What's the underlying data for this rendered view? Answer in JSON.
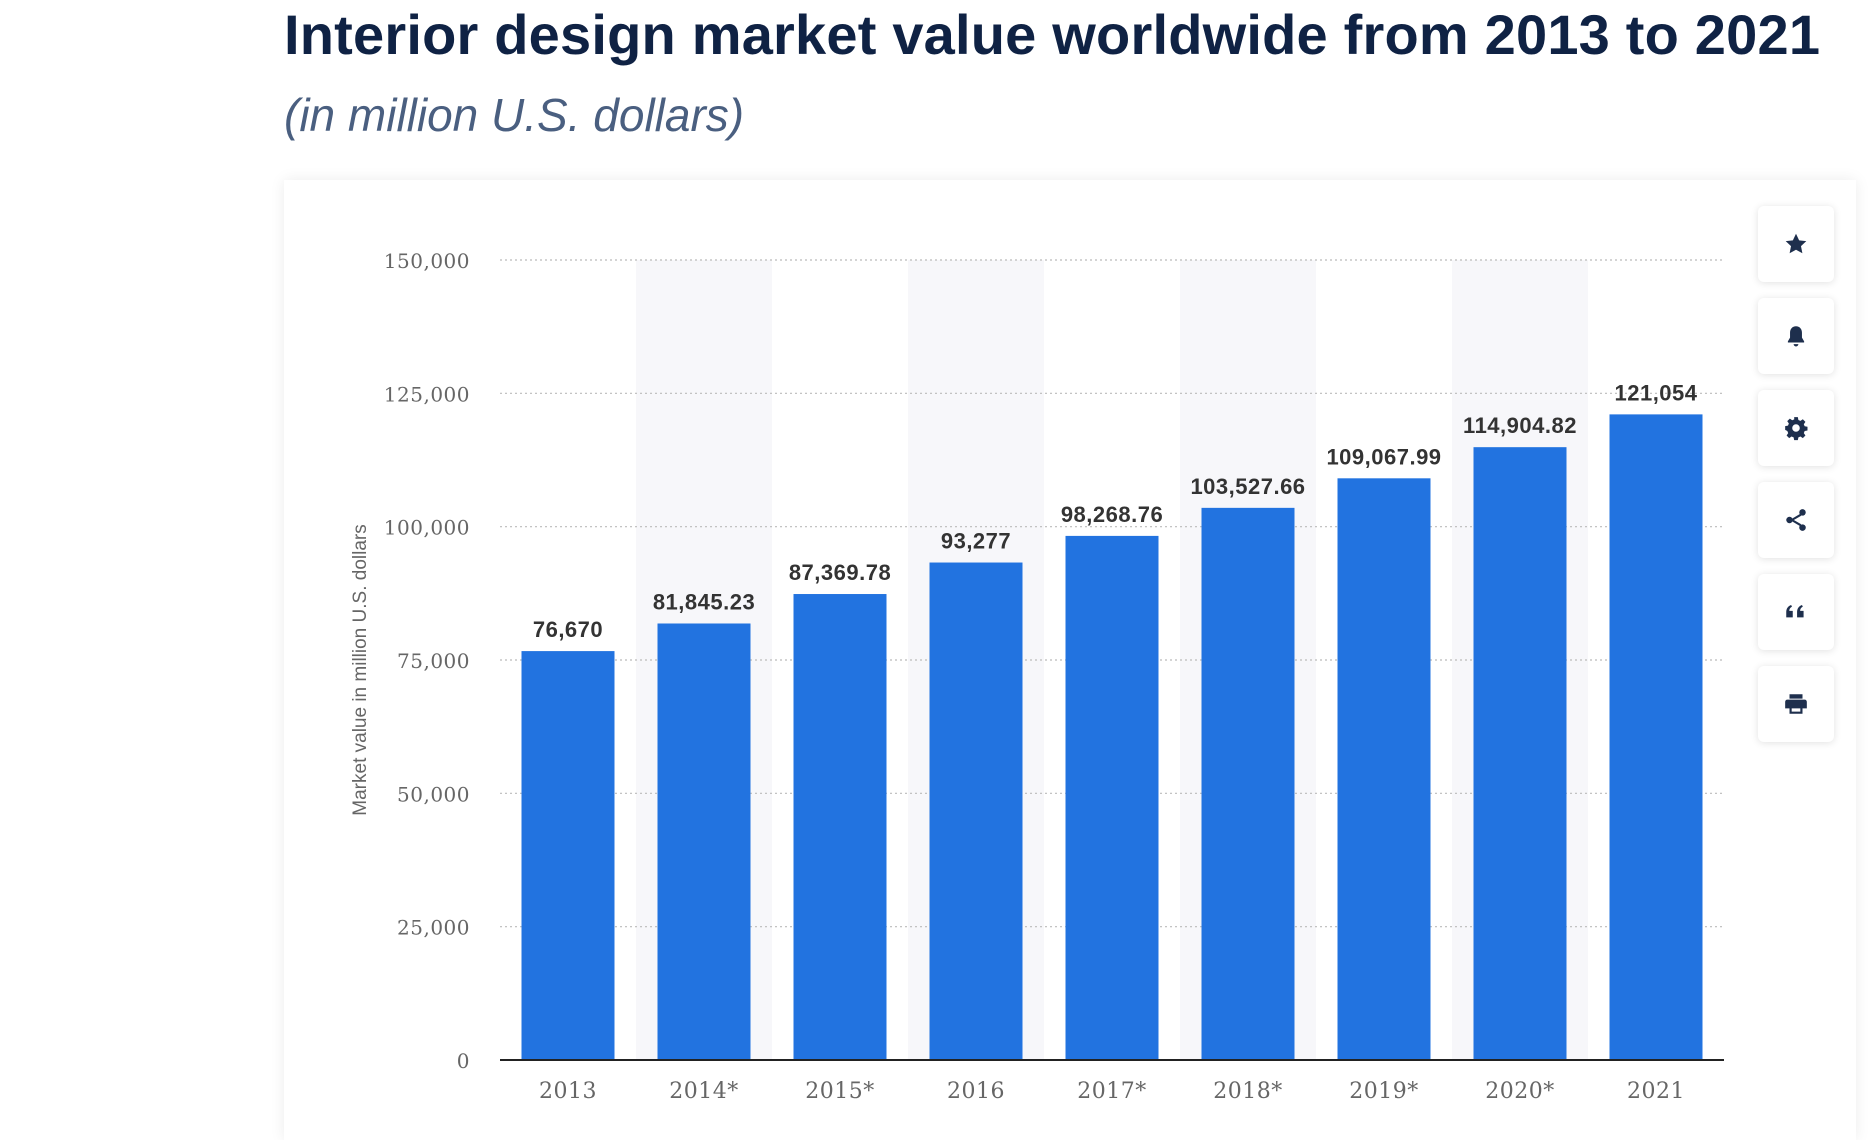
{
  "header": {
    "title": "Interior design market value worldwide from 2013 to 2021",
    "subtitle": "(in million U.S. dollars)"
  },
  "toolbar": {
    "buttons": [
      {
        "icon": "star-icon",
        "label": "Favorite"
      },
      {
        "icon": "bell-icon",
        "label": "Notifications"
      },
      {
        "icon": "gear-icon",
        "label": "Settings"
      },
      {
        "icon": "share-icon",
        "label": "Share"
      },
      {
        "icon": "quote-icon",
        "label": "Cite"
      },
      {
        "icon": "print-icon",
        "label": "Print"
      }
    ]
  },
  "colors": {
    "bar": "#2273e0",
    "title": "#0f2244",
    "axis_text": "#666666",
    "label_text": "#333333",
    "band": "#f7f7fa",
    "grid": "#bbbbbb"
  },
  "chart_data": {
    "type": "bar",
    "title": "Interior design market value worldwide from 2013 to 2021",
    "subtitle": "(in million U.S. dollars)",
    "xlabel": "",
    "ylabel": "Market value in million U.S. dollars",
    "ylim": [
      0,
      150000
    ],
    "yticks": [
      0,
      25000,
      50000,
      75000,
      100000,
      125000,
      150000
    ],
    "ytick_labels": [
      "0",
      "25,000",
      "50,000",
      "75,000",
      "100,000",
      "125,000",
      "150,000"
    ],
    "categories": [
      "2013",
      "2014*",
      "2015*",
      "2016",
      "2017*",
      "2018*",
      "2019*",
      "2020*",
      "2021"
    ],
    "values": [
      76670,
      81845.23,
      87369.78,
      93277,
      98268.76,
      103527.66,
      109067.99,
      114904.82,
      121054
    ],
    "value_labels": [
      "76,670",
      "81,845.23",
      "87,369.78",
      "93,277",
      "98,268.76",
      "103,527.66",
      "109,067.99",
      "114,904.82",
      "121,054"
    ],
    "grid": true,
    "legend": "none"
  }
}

################

• **PROBLEM**: Omit the pictures. Output every record above word for word.

• **RESPONSE TO THIS EXERCISE**:
What's the underlying data for this rendered view? Answer in JSON.
{
  "header": {
    "title": "Interior design market value worldwide from 2013 to 2021",
    "subtitle": "(in million U.S. dollars)"
  },
  "toolbar": {
    "buttons": [
      {
        "icon": "star-icon",
        "label": "Favorite"
      },
      {
        "icon": "bell-icon",
        "label": "Notifications"
      },
      {
        "icon": "gear-icon",
        "label": "Settings"
      },
      {
        "icon": "share-icon",
        "label": "Share"
      },
      {
        "icon": "quote-icon",
        "label": "Cite"
      },
      {
        "icon": "print-icon",
        "label": "Print"
      }
    ]
  },
  "colors": {
    "bar": "#2273e0",
    "title": "#0f2244",
    "axis_text": "#666666",
    "label_text": "#333333",
    "band": "#f7f7fa",
    "grid": "#bbbbbb"
  },
  "chart_data": {
    "type": "bar",
    "title": "Interior design market value worldwide from 2013 to 2021",
    "subtitle": "(in million U.S. dollars)",
    "xlabel": "",
    "ylabel": "Market value in million U.S. dollars",
    "ylim": [
      0,
      150000
    ],
    "yticks": [
      0,
      25000,
      50000,
      75000,
      100000,
      125000,
      150000
    ],
    "ytick_labels": [
      "0",
      "25,000",
      "50,000",
      "75,000",
      "100,000",
      "125,000",
      "150,000"
    ],
    "categories": [
      "2013",
      "2014*",
      "2015*",
      "2016",
      "2017*",
      "2018*",
      "2019*",
      "2020*",
      "2021"
    ],
    "values": [
      76670,
      81845.23,
      87369.78,
      93277,
      98268.76,
      103527.66,
      109067.99,
      114904.82,
      121054
    ],
    "value_labels": [
      "76,670",
      "81,845.23",
      "87,369.78",
      "93,277",
      "98,268.76",
      "103,527.66",
      "109,067.99",
      "114,904.82",
      "121,054"
    ],
    "grid": true,
    "legend": "none"
  }
}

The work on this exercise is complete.